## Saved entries
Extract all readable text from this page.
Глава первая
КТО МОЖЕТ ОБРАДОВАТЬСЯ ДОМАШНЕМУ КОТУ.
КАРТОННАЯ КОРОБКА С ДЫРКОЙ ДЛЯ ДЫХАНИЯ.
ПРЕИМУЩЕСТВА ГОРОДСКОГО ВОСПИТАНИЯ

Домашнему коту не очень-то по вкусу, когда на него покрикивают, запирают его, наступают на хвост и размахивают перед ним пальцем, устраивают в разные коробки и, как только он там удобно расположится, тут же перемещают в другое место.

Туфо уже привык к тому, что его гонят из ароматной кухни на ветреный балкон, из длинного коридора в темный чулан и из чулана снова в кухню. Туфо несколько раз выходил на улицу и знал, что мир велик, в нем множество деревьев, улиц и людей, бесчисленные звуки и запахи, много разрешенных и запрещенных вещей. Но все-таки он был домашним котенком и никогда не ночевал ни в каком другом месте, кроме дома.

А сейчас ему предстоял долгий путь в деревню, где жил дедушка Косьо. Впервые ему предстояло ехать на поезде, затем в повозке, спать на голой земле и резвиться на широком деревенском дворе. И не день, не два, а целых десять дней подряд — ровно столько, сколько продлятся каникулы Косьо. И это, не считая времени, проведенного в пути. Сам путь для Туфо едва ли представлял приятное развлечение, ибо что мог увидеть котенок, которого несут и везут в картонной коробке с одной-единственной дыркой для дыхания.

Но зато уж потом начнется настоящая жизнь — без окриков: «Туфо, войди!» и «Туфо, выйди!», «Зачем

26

## What you should do
Set down all of the data above, word for word.

## The result
Extract all readable text from this page.
Глава первая
КТО МОЖЕТ ОБРАДОВАТЬСЯ ДОМАШНЕМУ КОТУ.
КАРТОННАЯ КОРОБКА С ДЫРКОЙ ДЛЯ ДЫХАНИЯ.
ПРЕИМУЩЕСТВА ГОРОДСКОГО ВОСПИТАНИЯ

Домашнему коту не очень-то по вкусу, когда на него покрикивают, запирают его, наступают на хвост и размахивают перед ним пальцем, устраивают в разные коробки и, как только он там удобно расположится, тут же перемещают в другое место.

Туфо уже привык к тому, что его гонят из ароматной кухни на ветреный балкон, из длинного коридора в темный чулан и из чулана снова в кухню. Туфо несколько раз выходил на улицу и знал, что мир велик, в нем множество деревьев, улиц и людей, бесчисленные звуки и запахи, много разрешенных и запрещенных вещей. Но все-таки он был домашним котенком и никогда не ночевал ни в каком другом месте, кроме дома.

А сейчас ему предстоял долгий путь в деревню, где жил дедушка Косьо. Впервые ему предстояло ехать на поезде, затем в повозке, спать на голой земле и резвиться на широком деревенском дворе. И не день, не два, а целых десять дней подряд — ровно столько, сколько продлятся каникулы Косьо. И это, не считая времени, проведенного в пути. Сам путь для Туфо едва ли представлял приятное развлечение, ибо что мог увидеть котенок, которого несут и везут в картонной коробке с одной-единственной дыркой для дыхания.

Но зато уж потом начнется настоящая жизнь — без окриков: «Туфо, войди!» и «Туфо, выйди!», «Зачем

26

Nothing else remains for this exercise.